=== Problem to solve ===
Set all the material down again unchanged, without the pictures.

────

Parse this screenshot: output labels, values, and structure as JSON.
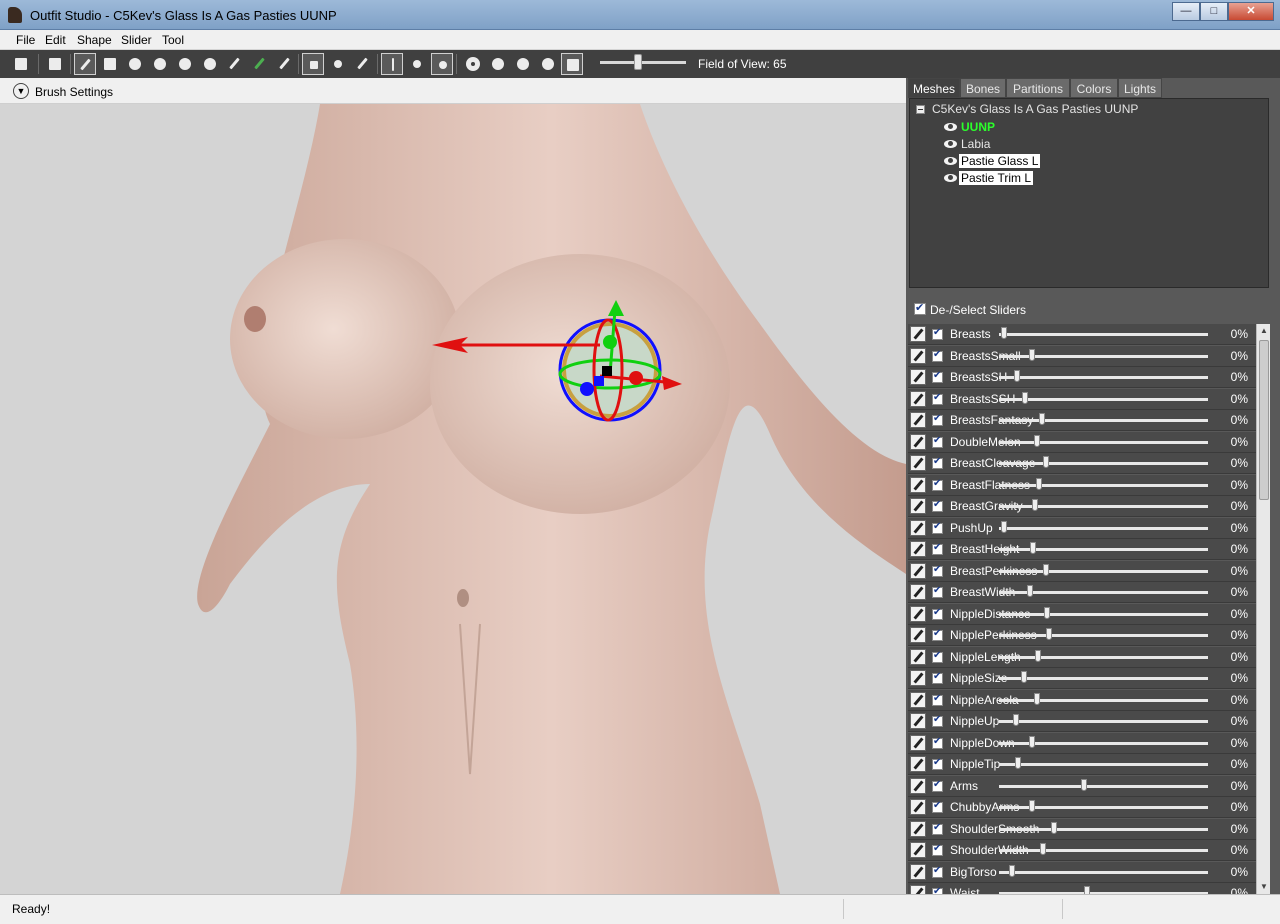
{
  "window": {
    "title": "Outfit Studio - C5Kev's Glass Is A Gas Pasties UUNP",
    "minimize": "—",
    "maximize": "□",
    "close": "✕"
  },
  "menu": [
    "File",
    "Edit",
    "Shape",
    "Slider",
    "Tool"
  ],
  "toolbar": {
    "field_of_view_label": "Field of View: 65",
    "field_of_view_value": 65
  },
  "brush_settings": {
    "label": "Brush Settings"
  },
  "tabs": [
    "Meshes",
    "Bones",
    "Partitions",
    "Colors",
    "Lights"
  ],
  "mesh_tree": {
    "root": "C5Kev's Glass Is A Gas Pasties UUNP",
    "nodes": [
      "UUNP",
      "Labia",
      "Pastie Glass L",
      "Pastie Trim L"
    ]
  },
  "sliders_header": {
    "label": "De-/Select Sliders"
  },
  "sliders": [
    {
      "name": "Breasts",
      "value": "0%"
    },
    {
      "name": "BreastsSmall",
      "value": "0%"
    },
    {
      "name": "BreastsSH",
      "value": "0%"
    },
    {
      "name": "BreastsSSH",
      "value": "0%"
    },
    {
      "name": "BreastsFantasy",
      "value": "0%"
    },
    {
      "name": "DoubleMelon",
      "value": "0%"
    },
    {
      "name": "BreastCleavage",
      "value": "0%"
    },
    {
      "name": "BreastFlatness",
      "value": "0%"
    },
    {
      "name": "BreastGravity",
      "value": "0%"
    },
    {
      "name": "PushUp",
      "value": "0%"
    },
    {
      "name": "BreastHeight",
      "value": "0%"
    },
    {
      "name": "BreastPerkiness",
      "value": "0%"
    },
    {
      "name": "BreastWidth",
      "value": "0%"
    },
    {
      "name": "NippleDistance",
      "value": "0%"
    },
    {
      "name": "NipplePerkiness",
      "value": "0%"
    },
    {
      "name": "NippleLength",
      "value": "0%"
    },
    {
      "name": "NippleSize",
      "value": "0%"
    },
    {
      "name": "NippleAreola",
      "value": "0%"
    },
    {
      "name": "NippleUp",
      "value": "0%"
    },
    {
      "name": "NippleDown",
      "value": "0%"
    },
    {
      "name": "NippleTip",
      "value": "0%"
    },
    {
      "name": "Arms",
      "value": "0%"
    },
    {
      "name": "ChubbyArms",
      "value": "0%"
    },
    {
      "name": "ShoulderSmooth",
      "value": "0%"
    },
    {
      "name": "ShoulderWidth",
      "value": "0%"
    },
    {
      "name": "BigTorso",
      "value": "0%"
    },
    {
      "name": "Waist",
      "value": "0%"
    }
  ],
  "status": {
    "text": "Ready!"
  },
  "colors": {
    "toolbar_bg": "#404040",
    "panel_bg": "#595959",
    "viewport_bg": "#d4d4d4",
    "active_mesh": "#2bff2b"
  }
}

────

=== Right answer ===
Parse this screenshot: output labels, values, and structure as JSON.
{
  "window": {
    "title": "Outfit Studio - C5Kev's Glass Is A Gas Pasties UUNP",
    "minimize": "—",
    "maximize": "□",
    "close": "✕"
  },
  "menu": [
    "File",
    "Edit",
    "Shape",
    "Slider",
    "Tool"
  ],
  "toolbar": {
    "field_of_view_label": "Field of View: 65",
    "field_of_view_value": 65
  },
  "brush_settings": {
    "label": "Brush Settings"
  },
  "tabs": [
    "Meshes",
    "Bones",
    "Partitions",
    "Colors",
    "Lights"
  ],
  "mesh_tree": {
    "root": "C5Kev's Glass Is A Gas Pasties UUNP",
    "nodes": [
      "UUNP",
      "Labia",
      "Pastie Glass L",
      "Pastie Trim L"
    ]
  },
  "sliders_header": {
    "label": "De-/Select Sliders"
  },
  "sliders": [
    {
      "name": "Breasts",
      "value": "0%"
    },
    {
      "name": "BreastsSmall",
      "value": "0%"
    },
    {
      "name": "BreastsSH",
      "value": "0%"
    },
    {
      "name": "BreastsSSH",
      "value": "0%"
    },
    {
      "name": "BreastsFantasy",
      "value": "0%"
    },
    {
      "name": "DoubleMelon",
      "value": "0%"
    },
    {
      "name": "BreastCleavage",
      "value": "0%"
    },
    {
      "name": "BreastFlatness",
      "value": "0%"
    },
    {
      "name": "BreastGravity",
      "value": "0%"
    },
    {
      "name": "PushUp",
      "value": "0%"
    },
    {
      "name": "BreastHeight",
      "value": "0%"
    },
    {
      "name": "BreastPerkiness",
      "value": "0%"
    },
    {
      "name": "BreastWidth",
      "value": "0%"
    },
    {
      "name": "NippleDistance",
      "value": "0%"
    },
    {
      "name": "NipplePerkiness",
      "value": "0%"
    },
    {
      "name": "NippleLength",
      "value": "0%"
    },
    {
      "name": "NippleSize",
      "value": "0%"
    },
    {
      "name": "NippleAreola",
      "value": "0%"
    },
    {
      "name": "NippleUp",
      "value": "0%"
    },
    {
      "name": "NippleDown",
      "value": "0%"
    },
    {
      "name": "NippleTip",
      "value": "0%"
    },
    {
      "name": "Arms",
      "value": "0%"
    },
    {
      "name": "ChubbyArms",
      "value": "0%"
    },
    {
      "name": "ShoulderSmooth",
      "value": "0%"
    },
    {
      "name": "ShoulderWidth",
      "value": "0%"
    },
    {
      "name": "BigTorso",
      "value": "0%"
    },
    {
      "name": "Waist",
      "value": "0%"
    }
  ],
  "status": {
    "text": "Ready!"
  },
  "colors": {
    "toolbar_bg": "#404040",
    "panel_bg": "#595959",
    "viewport_bg": "#d4d4d4",
    "active_mesh": "#2bff2b"
  }
}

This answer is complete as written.